>> BEGIN STORED ROWS

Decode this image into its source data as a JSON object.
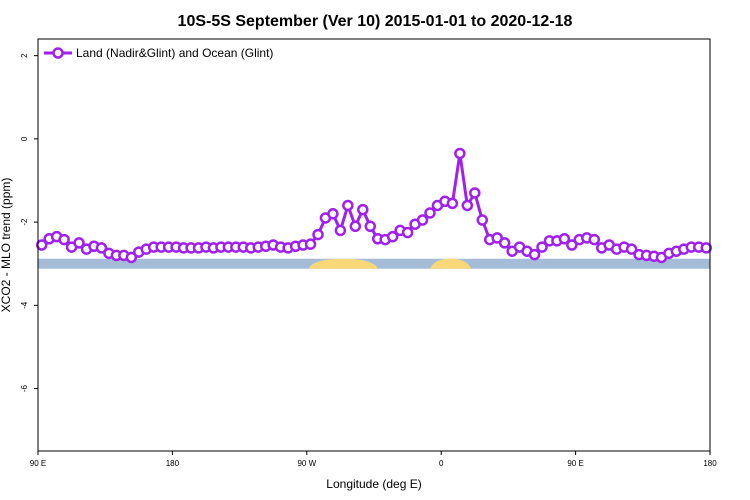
{
  "chart_data": {
    "type": "line",
    "title": "10S-5S September (Ver 10)   2015-01-01 to 2020-12-18",
    "xlabel": "Longitude (deg E)",
    "ylabel": "XCO2 - MLO trend (ppm)",
    "xlim": [
      90,
      450
    ],
    "ylim": [
      -7.5,
      2.4
    ],
    "x_ticks": [
      90,
      162,
      234,
      306,
      378,
      450
    ],
    "x_tick_labels": [
      "90 E",
      "180",
      "90 W",
      "0",
      "90 E",
      "180"
    ],
    "y_ticks": [
      2,
      0,
      -2,
      -4,
      -6
    ],
    "y_tick_labels": [
      "2",
      "0",
      "-2",
      "-4",
      "-6"
    ],
    "legend_position": "top-left",
    "grid": false,
    "colors": {
      "series": "#a020f0",
      "ocean_band": "#a4bcd8",
      "land_band": "#f8d878"
    },
    "map_band": {
      "y_top": -2.88,
      "y_bottom": -3.12,
      "land_segments": [
        [
          235,
          272
        ],
        [
          300,
          322
        ]
      ]
    },
    "series": [
      {
        "name": "Land (Nadir&Glint) and Ocean (Glint)",
        "x": [
          92,
          96,
          100,
          104,
          108,
          112,
          116,
          120,
          124,
          128,
          132,
          136,
          140,
          144,
          148,
          152,
          156,
          160,
          164,
          168,
          172,
          176,
          180,
          184,
          188,
          192,
          196,
          200,
          204,
          208,
          212,
          216,
          220,
          224,
          228,
          232,
          236,
          240,
          244,
          248,
          252,
          256,
          260,
          264,
          268,
          272,
          276,
          280,
          284,
          288,
          292,
          296,
          300,
          304,
          308,
          312,
          316,
          320,
          324,
          328,
          332,
          336,
          340,
          344,
          348,
          352,
          356,
          360,
          364,
          368,
          372,
          376,
          380,
          384,
          388,
          392,
          396,
          400,
          404,
          408,
          412,
          416,
          420,
          424,
          428,
          432,
          436,
          440,
          444,
          448
        ],
        "y": [
          -2.55,
          -2.4,
          -2.35,
          -2.42,
          -2.6,
          -2.5,
          -2.65,
          -2.58,
          -2.62,
          -2.75,
          -2.8,
          -2.8,
          -2.85,
          -2.72,
          -2.65,
          -2.6,
          -2.6,
          -2.6,
          -2.6,
          -2.62,
          -2.62,
          -2.62,
          -2.6,
          -2.62,
          -2.6,
          -2.6,
          -2.6,
          -2.6,
          -2.62,
          -2.6,
          -2.58,
          -2.55,
          -2.6,
          -2.62,
          -2.58,
          -2.55,
          -2.53,
          -2.3,
          -1.9,
          -1.8,
          -2.2,
          -1.6,
          -2.1,
          -1.7,
          -2.1,
          -2.4,
          -2.42,
          -2.35,
          -2.2,
          -2.25,
          -2.05,
          -1.95,
          -1.78,
          -1.6,
          -1.5,
          -1.55,
          -0.35,
          -1.6,
          -1.3,
          -1.95,
          -2.42,
          -2.38,
          -2.5,
          -2.7,
          -2.6,
          -2.7,
          -2.78,
          -2.6,
          -2.45,
          -2.45,
          -2.4,
          -2.55,
          -2.42,
          -2.38,
          -2.42,
          -2.62,
          -2.55,
          -2.65,
          -2.6,
          -2.65,
          -2.78,
          -2.8,
          -2.82,
          -2.85,
          -2.75,
          -2.7,
          -2.65,
          -2.6,
          -2.6,
          -2.62
        ]
      }
    ]
  }
}
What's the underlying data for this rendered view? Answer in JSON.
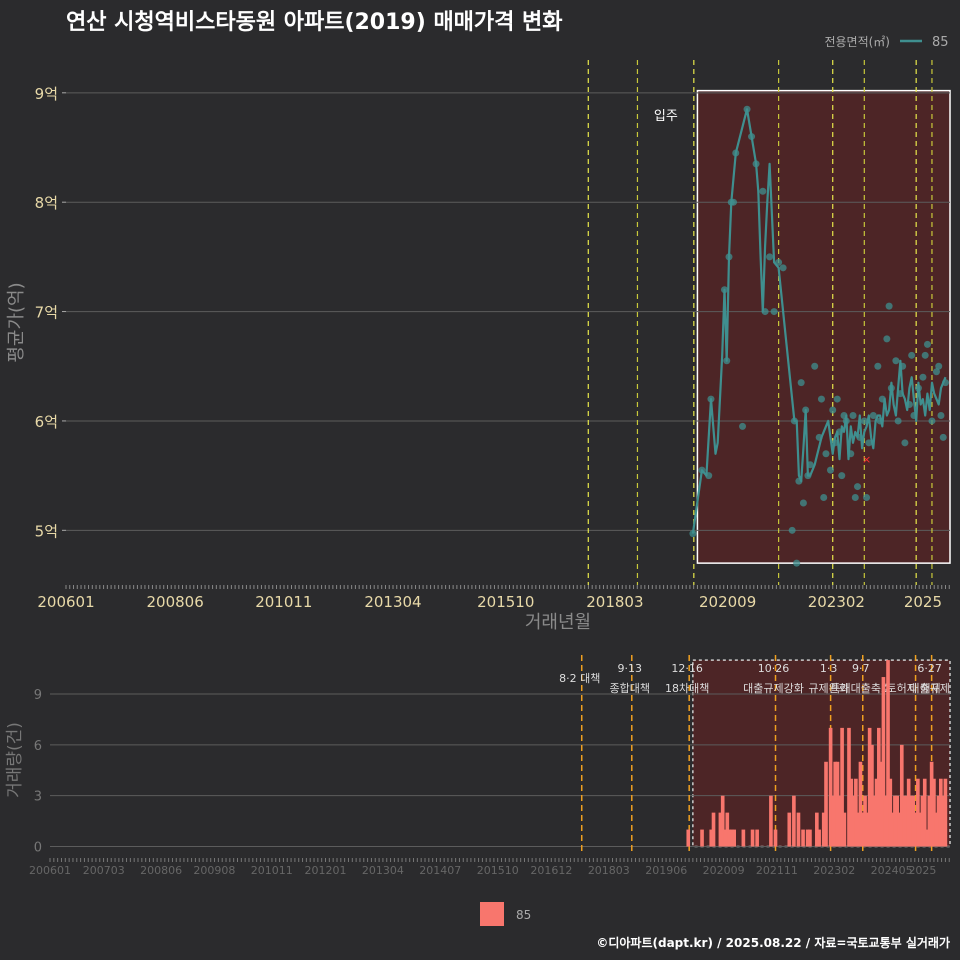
{
  "title": "연산 시청역비스타동원 아파트(2019) 매매가격 변화",
  "credit": "©디아파트(dapt.kr) / 2025.08.22 / 자료=국토교통부 실거래가",
  "colors": {
    "background": "#2b2b2d",
    "price_line": "#3f8f8f",
    "volume_bar": "#f8766d",
    "highlight": "#5a2424",
    "policy_line": "#f0a020",
    "policy_line_alt": "#e8e84a",
    "grid": "#5c5c5c",
    "axis_text": "#e8d9a8"
  },
  "chart_data": [
    {
      "id": "price",
      "type": "line",
      "title": "",
      "xlabel": "거래년월",
      "ylabel": "평균가(억)",
      "xlim": [
        2006.0,
        2025.6
      ],
      "ylim": [
        4.5,
        9.3
      ],
      "x_tick_labels": [
        "200601",
        "200806",
        "201011",
        "201304",
        "201510",
        "201803",
        "202009",
        "202302",
        "2025"
      ],
      "x_tick_values": [
        2006.0,
        2008.42,
        2010.83,
        2013.25,
        2015.75,
        2018.17,
        2020.67,
        2023.08,
        2025.0
      ],
      "y_tick_labels": [
        "5억",
        "6억",
        "7억",
        "8억",
        "9억"
      ],
      "y_tick_values": [
        5,
        6,
        7,
        8,
        9
      ],
      "legend_title": "전용면적(㎡)",
      "legend": [
        "85"
      ],
      "annotation": "입주",
      "annotation_x": 2019.3,
      "highlight": [
        2020.0,
        2025.6
      ],
      "highlight_ylim": [
        4.7,
        9.02
      ],
      "vlines": [
        2017.58,
        2018.67,
        2019.92,
        2021.8,
        2023.0,
        2023.7,
        2024.85,
        2025.2
      ],
      "series": [
        {
          "name": "85",
          "x": [
            2019.9,
            2020.1,
            2020.2,
            2020.3,
            2020.4,
            2020.45,
            2020.55,
            2020.6,
            2020.65,
            2020.7,
            2020.75,
            2020.85,
            2021.1,
            2021.2,
            2021.3,
            2021.35,
            2021.4,
            2021.45,
            2021.5,
            2021.55,
            2021.6,
            2021.7,
            2021.8,
            2022.15,
            2022.2,
            2022.25,
            2022.3,
            2022.35,
            2022.4,
            2022.45,
            2022.5,
            2022.6,
            2022.75,
            2022.9,
            2023.0,
            2023.05,
            2023.1,
            2023.15,
            2023.2,
            2023.25,
            2023.3,
            2023.35,
            2023.4,
            2023.45,
            2023.5,
            2023.55,
            2023.6,
            2023.65,
            2023.7,
            2023.75,
            2023.8,
            2023.85,
            2023.9,
            2023.95,
            2024.0,
            2024.05,
            2024.1,
            2024.15,
            2024.2,
            2024.25,
            2024.3,
            2024.35,
            2024.4,
            2024.45,
            2024.5,
            2024.55,
            2024.6,
            2024.65,
            2024.7,
            2024.75,
            2024.8,
            2024.85,
            2024.9,
            2024.95,
            2025.0,
            2025.05,
            2025.1,
            2025.15,
            2025.2,
            2025.25,
            2025.3,
            2025.35,
            2025.4,
            2025.5
          ],
          "y": [
            4.97,
            5.55,
            5.5,
            6.2,
            5.7,
            5.8,
            6.6,
            7.2,
            6.55,
            7.5,
            8.0,
            8.45,
            8.85,
            8.6,
            8.35,
            8.1,
            7.5,
            7.0,
            7.6,
            8.0,
            8.35,
            7.45,
            7.4,
            6.0,
            6.0,
            5.5,
            5.45,
            5.75,
            6.1,
            5.5,
            5.5,
            5.6,
            5.85,
            6.0,
            5.7,
            5.85,
            5.9,
            5.65,
            5.95,
            5.9,
            6.05,
            5.65,
            5.95,
            5.8,
            5.9,
            5.85,
            6.05,
            5.75,
            5.9,
            5.95,
            6.05,
            5.85,
            5.75,
            6.0,
            6.05,
            6.05,
            5.95,
            6.2,
            6.05,
            6.1,
            6.35,
            6.15,
            6.05,
            6.3,
            6.55,
            6.25,
            6.2,
            6.1,
            6.3,
            6.4,
            6.2,
            6.0,
            6.35,
            6.15,
            6.2,
            6.05,
            6.25,
            6.1,
            6.35,
            6.25,
            6.2,
            6.15,
            6.3,
            6.4
          ]
        }
      ],
      "scatter_x": [
        2019.9,
        2020.1,
        2020.25,
        2020.3,
        2020.6,
        2020.65,
        2020.7,
        2020.75,
        2020.8,
        2020.85,
        2021.0,
        2021.1,
        2021.2,
        2021.3,
        2021.45,
        2021.5,
        2021.6,
        2021.7,
        2021.8,
        2021.9,
        2022.1,
        2022.15,
        2022.2,
        2022.25,
        2022.3,
        2022.35,
        2022.4,
        2022.45,
        2022.5,
        2022.6,
        2022.7,
        2022.75,
        2022.8,
        2022.85,
        2022.95,
        2023.0,
        2023.05,
        2023.1,
        2023.15,
        2023.2,
        2023.25,
        2023.3,
        2023.4,
        2023.45,
        2023.5,
        2023.55,
        2023.6,
        2023.7,
        2023.75,
        2023.8,
        2023.9,
        2024.0,
        2024.05,
        2024.1,
        2024.2,
        2024.25,
        2024.3,
        2024.4,
        2024.45,
        2024.5,
        2024.55,
        2024.6,
        2024.7,
        2024.75,
        2024.8,
        2024.9,
        2025.0,
        2025.05,
        2025.1,
        2025.2,
        2025.3,
        2025.35,
        2025.4,
        2025.45,
        2025.5
      ],
      "scatter_y": [
        4.97,
        5.55,
        5.5,
        6.2,
        7.2,
        6.55,
        7.5,
        8.0,
        8.0,
        8.45,
        5.95,
        8.85,
        8.6,
        8.35,
        8.1,
        7.0,
        7.5,
        7.0,
        7.45,
        7.4,
        5.0,
        6.0,
        4.7,
        5.45,
        6.35,
        5.25,
        6.1,
        5.5,
        5.6,
        6.5,
        5.85,
        6.2,
        5.3,
        5.7,
        5.55,
        6.1,
        5.8,
        6.2,
        5.9,
        5.5,
        6.05,
        6.0,
        5.7,
        6.05,
        5.3,
        5.4,
        5.85,
        6.0,
        5.3,
        5.8,
        6.05,
        6.5,
        6.0,
        6.2,
        6.75,
        7.05,
        6.3,
        6.55,
        6.0,
        6.25,
        6.5,
        5.8,
        6.15,
        6.6,
        6.05,
        6.3,
        6.4,
        6.6,
        6.7,
        6.0,
        6.45,
        6.5,
        6.05,
        5.85,
        6.35
      ],
      "marker_x": 2023.75,
      "marker_y": 5.65
    },
    {
      "id": "volume",
      "type": "bar",
      "title": "",
      "xlabel": "",
      "ylabel": "거래량(건)",
      "xlim": [
        2006.0,
        2025.6
      ],
      "ylim": [
        -0.5,
        11.3
      ],
      "x_tick_labels": [
        "200601",
        "200703",
        "200806",
        "200908",
        "201011",
        "201201",
        "201304",
        "201407",
        "201510",
        "201612",
        "201803",
        "201906",
        "202009",
        "202111",
        "202302",
        "202405",
        "2025"
      ],
      "x_tick_values": [
        2006.0,
        2007.17,
        2008.42,
        2009.58,
        2010.83,
        2012.0,
        2013.25,
        2014.5,
        2015.75,
        2016.92,
        2018.17,
        2019.42,
        2020.67,
        2021.83,
        2023.08,
        2024.33,
        2025.0
      ],
      "y_tick_labels": [
        "0",
        "3",
        "6",
        "9"
      ],
      "y_tick_values": [
        0,
        3,
        6,
        9
      ],
      "legend": [
        "85"
      ],
      "highlight": [
        2020.0,
        2025.6
      ],
      "highlight_ylim": [
        0,
        11.0
      ],
      "policies": [
        {
          "x": 2017.58,
          "line1": "8·2 대책",
          "line2": ""
        },
        {
          "x": 2018.67,
          "line1": "9·13",
          "line2": "종합대책"
        },
        {
          "x": 2019.92,
          "line1": "12·16",
          "line2": "18차대책"
        },
        {
          "x": 2021.8,
          "line1": "10·26",
          "line2": "대출규제강화"
        },
        {
          "x": 2023.0,
          "line1": "1·3",
          "line2": "규제완화"
        },
        {
          "x": 2023.7,
          "line1": "9·7",
          "line2": "특례대출축소"
        },
        {
          "x": 2024.85,
          "line1": "",
          "line2": "토허제 해제"
        },
        {
          "x": 2025.2,
          "line1": "6·27",
          "line2": "대출규제"
        }
      ],
      "x": [
        2019.9,
        2020.2,
        2020.4,
        2020.45,
        2020.6,
        2020.65,
        2020.7,
        2020.75,
        2020.8,
        2020.85,
        2020.9,
        2021.1,
        2021.3,
        2021.4,
        2021.7,
        2021.8,
        2022.1,
        2022.2,
        2022.3,
        2022.4,
        2022.5,
        2022.55,
        2022.7,
        2022.75,
        2022.85,
        2022.9,
        2023.0,
        2023.05,
        2023.1,
        2023.15,
        2023.2,
        2023.25,
        2023.3,
        2023.4,
        2023.45,
        2023.5,
        2023.55,
        2023.6,
        2023.65,
        2023.7,
        2023.75,
        2023.8,
        2023.85,
        2023.9,
        2023.95,
        2024.0,
        2024.05,
        2024.1,
        2024.15,
        2024.2,
        2024.25,
        2024.3,
        2024.35,
        2024.4,
        2024.45,
        2024.5,
        2024.55,
        2024.6,
        2024.65,
        2024.7,
        2024.75,
        2024.8,
        2024.85,
        2024.9,
        2024.95,
        2025.0,
        2025.05,
        2025.1,
        2025.15,
        2025.2,
        2025.25,
        2025.3,
        2025.35,
        2025.4,
        2025.45,
        2025.5
      ],
      "values": [
        1,
        1,
        1,
        2,
        2,
        3,
        1,
        2,
        1,
        1,
        1,
        1,
        1,
        1,
        3,
        1,
        2,
        3,
        2,
        1,
        1,
        1,
        2,
        1,
        2,
        5,
        7,
        3,
        5,
        5,
        3,
        7,
        2,
        7,
        4,
        3,
        4,
        2,
        5,
        2,
        3,
        2,
        7,
        6,
        3,
        4,
        7,
        5,
        10,
        3,
        11,
        4,
        2,
        3,
        3,
        2,
        6,
        3,
        3,
        4,
        3,
        3,
        2,
        4,
        2,
        3,
        4,
        1,
        3,
        5,
        4,
        2,
        3,
        4,
        3,
        4
      ]
    }
  ]
}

>> END STORED ROWS

§ STATED EXERCISE
In the records above, locate every line with the string "ylabel" and copy it.

§ EXERCISE ANSWER
    "ylabel": "XCO2 - MLO trend (ppm)",
      "ylabel": "평균가(억)",
      "ylabel": "거래량(건)",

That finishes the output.